Problem requirements => Repeat the material below exactly, line for line.

Data entries:
>> start
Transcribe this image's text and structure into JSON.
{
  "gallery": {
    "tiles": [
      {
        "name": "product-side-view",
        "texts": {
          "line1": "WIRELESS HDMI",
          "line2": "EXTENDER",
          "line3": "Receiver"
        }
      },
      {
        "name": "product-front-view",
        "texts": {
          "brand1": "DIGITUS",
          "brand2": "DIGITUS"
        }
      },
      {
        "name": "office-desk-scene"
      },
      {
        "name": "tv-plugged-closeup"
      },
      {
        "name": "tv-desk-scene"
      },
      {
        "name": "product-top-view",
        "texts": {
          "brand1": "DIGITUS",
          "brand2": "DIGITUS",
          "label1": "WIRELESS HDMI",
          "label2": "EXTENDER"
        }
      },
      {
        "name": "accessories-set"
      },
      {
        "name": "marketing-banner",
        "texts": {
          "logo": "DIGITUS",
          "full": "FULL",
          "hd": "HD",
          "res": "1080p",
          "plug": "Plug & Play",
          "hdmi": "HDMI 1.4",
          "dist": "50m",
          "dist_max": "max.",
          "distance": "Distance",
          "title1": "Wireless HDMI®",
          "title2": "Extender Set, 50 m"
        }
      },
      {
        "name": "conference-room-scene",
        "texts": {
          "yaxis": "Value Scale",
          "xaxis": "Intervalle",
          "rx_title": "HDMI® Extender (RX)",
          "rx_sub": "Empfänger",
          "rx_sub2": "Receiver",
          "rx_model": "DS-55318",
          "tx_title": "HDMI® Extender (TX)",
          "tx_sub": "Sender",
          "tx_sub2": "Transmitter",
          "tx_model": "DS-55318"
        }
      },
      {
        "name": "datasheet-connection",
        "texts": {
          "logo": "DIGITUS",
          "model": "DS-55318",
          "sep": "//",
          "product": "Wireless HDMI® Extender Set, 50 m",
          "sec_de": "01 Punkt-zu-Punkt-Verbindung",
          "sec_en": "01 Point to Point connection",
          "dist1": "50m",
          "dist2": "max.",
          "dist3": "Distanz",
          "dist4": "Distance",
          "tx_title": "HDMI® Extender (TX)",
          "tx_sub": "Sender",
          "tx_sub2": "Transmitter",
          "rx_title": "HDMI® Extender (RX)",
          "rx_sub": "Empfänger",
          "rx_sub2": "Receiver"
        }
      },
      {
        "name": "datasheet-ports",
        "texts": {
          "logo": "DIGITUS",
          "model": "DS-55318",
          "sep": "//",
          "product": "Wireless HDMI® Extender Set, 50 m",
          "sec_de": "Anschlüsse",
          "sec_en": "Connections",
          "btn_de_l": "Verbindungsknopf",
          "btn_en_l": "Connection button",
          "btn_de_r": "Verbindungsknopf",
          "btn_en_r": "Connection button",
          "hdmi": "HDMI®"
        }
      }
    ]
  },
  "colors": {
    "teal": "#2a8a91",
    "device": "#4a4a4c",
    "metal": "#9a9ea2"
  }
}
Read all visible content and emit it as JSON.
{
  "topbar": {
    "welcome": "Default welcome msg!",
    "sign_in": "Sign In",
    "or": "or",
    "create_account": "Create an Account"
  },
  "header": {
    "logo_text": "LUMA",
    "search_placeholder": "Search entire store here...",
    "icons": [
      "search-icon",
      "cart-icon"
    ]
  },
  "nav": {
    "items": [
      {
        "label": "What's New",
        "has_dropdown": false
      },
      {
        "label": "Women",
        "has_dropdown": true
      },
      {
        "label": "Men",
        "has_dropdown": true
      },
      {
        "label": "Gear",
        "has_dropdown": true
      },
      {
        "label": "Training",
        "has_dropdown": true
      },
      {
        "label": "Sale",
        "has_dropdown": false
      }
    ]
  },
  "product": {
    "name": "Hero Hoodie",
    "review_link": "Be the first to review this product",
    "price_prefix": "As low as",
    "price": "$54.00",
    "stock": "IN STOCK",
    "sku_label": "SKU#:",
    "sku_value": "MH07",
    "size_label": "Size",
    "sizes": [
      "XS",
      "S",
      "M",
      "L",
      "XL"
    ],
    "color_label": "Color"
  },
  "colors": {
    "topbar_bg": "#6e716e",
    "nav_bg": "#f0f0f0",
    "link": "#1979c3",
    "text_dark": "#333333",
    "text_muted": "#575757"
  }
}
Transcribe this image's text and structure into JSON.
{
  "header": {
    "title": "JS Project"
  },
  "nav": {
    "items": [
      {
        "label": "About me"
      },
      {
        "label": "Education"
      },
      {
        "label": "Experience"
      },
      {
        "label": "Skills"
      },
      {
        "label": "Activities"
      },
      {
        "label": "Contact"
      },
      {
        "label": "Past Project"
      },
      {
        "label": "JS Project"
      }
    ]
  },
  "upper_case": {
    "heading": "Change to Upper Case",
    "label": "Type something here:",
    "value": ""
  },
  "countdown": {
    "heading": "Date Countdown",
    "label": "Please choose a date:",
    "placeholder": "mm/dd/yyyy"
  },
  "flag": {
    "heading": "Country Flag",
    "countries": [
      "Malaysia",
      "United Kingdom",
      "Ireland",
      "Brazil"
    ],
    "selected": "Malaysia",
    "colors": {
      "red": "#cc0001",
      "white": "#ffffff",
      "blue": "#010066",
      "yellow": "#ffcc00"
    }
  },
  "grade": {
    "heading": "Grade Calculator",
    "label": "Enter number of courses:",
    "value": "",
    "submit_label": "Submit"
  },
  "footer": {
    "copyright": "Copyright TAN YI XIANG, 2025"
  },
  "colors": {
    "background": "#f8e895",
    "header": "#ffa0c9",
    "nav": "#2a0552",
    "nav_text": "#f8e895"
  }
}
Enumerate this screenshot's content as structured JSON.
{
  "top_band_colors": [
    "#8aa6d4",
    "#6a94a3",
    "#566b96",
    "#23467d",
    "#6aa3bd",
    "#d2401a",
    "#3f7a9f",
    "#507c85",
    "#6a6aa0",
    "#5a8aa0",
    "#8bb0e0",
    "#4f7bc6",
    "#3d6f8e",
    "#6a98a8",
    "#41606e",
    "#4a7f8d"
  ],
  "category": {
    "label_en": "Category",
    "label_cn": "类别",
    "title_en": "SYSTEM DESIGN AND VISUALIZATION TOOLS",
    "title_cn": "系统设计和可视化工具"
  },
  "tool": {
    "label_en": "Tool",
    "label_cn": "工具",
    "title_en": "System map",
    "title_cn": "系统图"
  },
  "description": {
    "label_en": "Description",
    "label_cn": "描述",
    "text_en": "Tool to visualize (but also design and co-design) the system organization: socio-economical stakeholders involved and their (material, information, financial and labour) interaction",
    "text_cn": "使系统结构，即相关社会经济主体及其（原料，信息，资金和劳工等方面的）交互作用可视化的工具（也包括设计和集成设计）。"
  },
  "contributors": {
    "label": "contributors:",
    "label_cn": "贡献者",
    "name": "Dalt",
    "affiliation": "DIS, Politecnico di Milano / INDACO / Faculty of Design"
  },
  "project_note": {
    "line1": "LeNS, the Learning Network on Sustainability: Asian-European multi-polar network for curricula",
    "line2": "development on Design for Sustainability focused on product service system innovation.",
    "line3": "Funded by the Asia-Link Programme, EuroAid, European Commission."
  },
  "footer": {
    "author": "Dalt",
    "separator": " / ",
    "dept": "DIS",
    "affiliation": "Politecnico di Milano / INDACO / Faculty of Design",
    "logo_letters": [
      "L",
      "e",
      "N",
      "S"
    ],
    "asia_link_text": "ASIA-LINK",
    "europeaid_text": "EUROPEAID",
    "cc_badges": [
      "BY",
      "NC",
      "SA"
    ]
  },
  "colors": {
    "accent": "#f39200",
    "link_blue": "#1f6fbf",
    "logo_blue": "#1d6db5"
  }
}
>> end
Task solution =>
Transcribe this image's text and structure into JSON.
{
  "gallery": {
    "tiles": [
      {
        "name": "product-side-view",
        "texts": {
          "line1": "WIRELESS HDMI",
          "line2": "EXTENDER",
          "line3": "Receiver"
        }
      },
      {
        "name": "product-front-view",
        "texts": {
          "brand1": "DIGITUS",
          "brand2": "DIGITUS"
        }
      },
      {
        "name": "office-desk-scene"
      },
      {
        "name": "tv-plugged-closeup"
      },
      {
        "name": "tv-desk-scene"
      },
      {
        "name": "product-top-view",
        "texts": {
          "brand1": "DIGITUS",
          "brand2": "DIGITUS",
          "label1": "WIRELESS HDMI",
          "label2": "EXTENDER"
        }
      },
      {
        "name": "accessories-set"
      },
      {
        "name": "marketing-banner",
        "texts": {
          "logo": "DIGITUS",
          "full": "FULL",
          "hd": "HD",
          "res": "1080p",
          "plug": "Plug & Play",
          "hdmi": "HDMI 1.4",
          "dist": "50m",
          "dist_max": "max.",
          "distance": "Distance",
          "title1": "Wireless HDMI®",
          "title2": "Extender Set, 50 m"
        }
      },
      {
        "name": "conference-room-scene",
        "texts": {
          "yaxis": "Value Scale",
          "xaxis": "Intervalle",
          "rx_title": "HDMI® Extender (RX)",
          "rx_sub": "Empfänger",
          "rx_sub2": "Receiver",
          "rx_model": "DS-55318",
          "tx_title": "HDMI® Extender (TX)",
          "tx_sub": "Sender",
          "tx_sub2": "Transmitter",
          "tx_model": "DS-55318"
        }
      },
      {
        "name": "datasheet-connection",
        "texts": {
          "logo": "DIGITUS",
          "model": "DS-55318",
          "sep": "//",
          "product": "Wireless HDMI® Extender Set, 50 m",
          "sec_de": "01 Punkt-zu-Punkt-Verbindung",
          "sec_en": "01 Point to Point connection",
          "dist1": "50m",
          "dist2": "max.",
          "dist3": "Distanz",
          "dist4": "Distance",
          "tx_title": "HDMI® Extender (TX)",
          "tx_sub": "Sender",
          "tx_sub2": "Transmitter",
          "rx_title": "HDMI® Extender (RX)",
          "rx_sub": "Empfänger",
          "rx_sub2": "Receiver"
        }
      },
      {
        "name": "datasheet-ports",
        "texts": {
          "logo": "DIGITUS",
          "model": "DS-55318",
          "sep": "//",
          "product": "Wireless HDMI® Extender Set, 50 m",
          "sec_de": "Anschlüsse",
          "sec_en": "Connections",
          "btn_de_l": "Verbindungsknopf",
          "btn_en_l": "Connection button",
          "btn_de_r": "Verbindungsknopf",
          "btn_en_r": "Connection button",
          "hdmi": "HDMI®"
        }
      }
    ]
  },
  "colors": {
    "teal": "#2a8a91",
    "device": "#4a4a4c",
    "metal": "#9a9ea2"
  }
}
Read all visible content and emit it as JSON.
{
  "topbar": {
    "welcome": "Default welcome msg!",
    "sign_in": "Sign In",
    "or": "or",
    "create_account": "Create an Account"
  },
  "header": {
    "logo_text": "LUMA",
    "search_placeholder": "Search entire store here...",
    "icons": [
      "search-icon",
      "cart-icon"
    ]
  },
  "nav": {
    "items": [
      {
        "label": "What's New",
        "has_dropdown": false
      },
      {
        "label": "Women",
        "has_dropdown": true
      },
      {
        "label": "Men",
        "has_dropdown": true
      },
      {
        "label": "Gear",
        "has_dropdown": true
      },
      {
        "label": "Training",
        "has_dropdown": true
      },
      {
        "label": "Sale",
        "has_dropdown": false
      }
    ]
  },
  "product": {
    "name": "Hero Hoodie",
    "review_link": "Be the first to review this product",
    "price_prefix": "As low as",
    "price": "$54.00",
    "stock": "IN STOCK",
    "sku_label": "SKU#:",
    "sku_value": "MH07",
    "size_label": "Size",
    "sizes": [
      "XS",
      "S",
      "M",
      "L",
      "XL"
    ],
    "color_label": "Color"
  },
  "colors": {
    "topbar_bg": "#6e716e",
    "nav_bg": "#f0f0f0",
    "link": "#1979c3",
    "text_dark": "#333333",
    "text_muted": "#575757"
  }
}
Transcribe this image's text and structure into JSON.
{
  "header": {
    "title": "JS Project"
  },
  "nav": {
    "items": [
      {
        "label": "About me"
      },
      {
        "label": "Education"
      },
      {
        "label": "Experience"
      },
      {
        "label": "Skills"
      },
      {
        "label": "Activities"
      },
      {
        "label": "Contact"
      },
      {
        "label": "Past Project"
      },
      {
        "label": "JS Project"
      }
    ]
  },
  "upper_case": {
    "heading": "Change to Upper Case",
    "label": "Type something here:",
    "value": ""
  },
  "countdown": {
    "heading": "Date Countdown",
    "label": "Please choose a date:",
    "placeholder": "mm/dd/yyyy"
  },
  "flag": {
    "heading": "Country Flag",
    "countries": [
      "Malaysia",
      "United Kingdom",
      "Ireland",
      "Brazil"
    ],
    "selected": "Malaysia",
    "colors": {
      "red": "#cc0001",
      "white": "#ffffff",
      "blue": "#010066",
      "yellow": "#ffcc00"
    }
  },
  "grade": {
    "heading": "Grade Calculator",
    "label": "Enter number of courses:",
    "value": "",
    "submit_label": "Submit"
  },
  "footer": {
    "copyright": "Copyright TAN YI XIANG, 2025"
  },
  "colors": {
    "background": "#f8e895",
    "header": "#ffa0c9",
    "nav": "#2a0552",
    "nav_text": "#f8e895"
  }
}
Enumerate this screenshot's content as structured JSON.
{
  "top_band_colors": [
    "#8aa6d4",
    "#6a94a3",
    "#566b96",
    "#23467d",
    "#6aa3bd",
    "#d2401a",
    "#3f7a9f",
    "#507c85",
    "#6a6aa0",
    "#5a8aa0",
    "#8bb0e0",
    "#4f7bc6",
    "#3d6f8e",
    "#6a98a8",
    "#41606e",
    "#4a7f8d"
  ],
  "category": {
    "label_en": "Category",
    "label_cn": "类别",
    "title_en": "SYSTEM DESIGN AND VISUALIZATION TOOLS",
    "title_cn": "系统设计和可视化工具"
  },
  "tool": {
    "label_en": "Tool",
    "label_cn": "工具",
    "title_en": "System map",
    "title_cn": "系统图"
  },
  "description": {
    "label_en": "Description",
    "label_cn": "描述",
    "text_en": "Tool to visualize (but also design and co-design) the system organization: socio-economical stakeholders involved and their (material, information, financial and labour) interaction",
    "text_cn": "使系统结构，即相关社会经济主体及其（原料，信息，资金和劳工等方面的）交互作用可视化的工具（也包括设计和集成设计）。"
  },
  "contributors": {
    "label": "contributors:",
    "label_cn": "贡献者",
    "name": "Dalt",
    "affiliation": "DIS, Politecnico di Milano / INDACO / Faculty of Design"
  },
  "project_note": {
    "line1": "LeNS, the Learning Network on Sustainability: Asian-European multi-polar network for curricula",
    "line2": "development on Design for Sustainability focused on product service system innovation.",
    "line3": "Funded by the Asia-Link Programme, EuroAid, European Commission."
  },
  "footer": {
    "author": "Dalt",
    "separator": " / ",
    "dept": "DIS",
    "affiliation": "Politecnico di Milano / INDACO / Faculty of Design",
    "logo_letters": [
      "L",
      "e",
      "N",
      "S"
    ],
    "asia_link_text": "ASIA-LINK",
    "europeaid_text": "EUROPEAID",
    "cc_badges": [
      "BY",
      "NC",
      "SA"
    ]
  },
  "colors": {
    "accent": "#f39200",
    "link_blue": "#1f6fbf",
    "logo_blue": "#1d6db5"
  }
}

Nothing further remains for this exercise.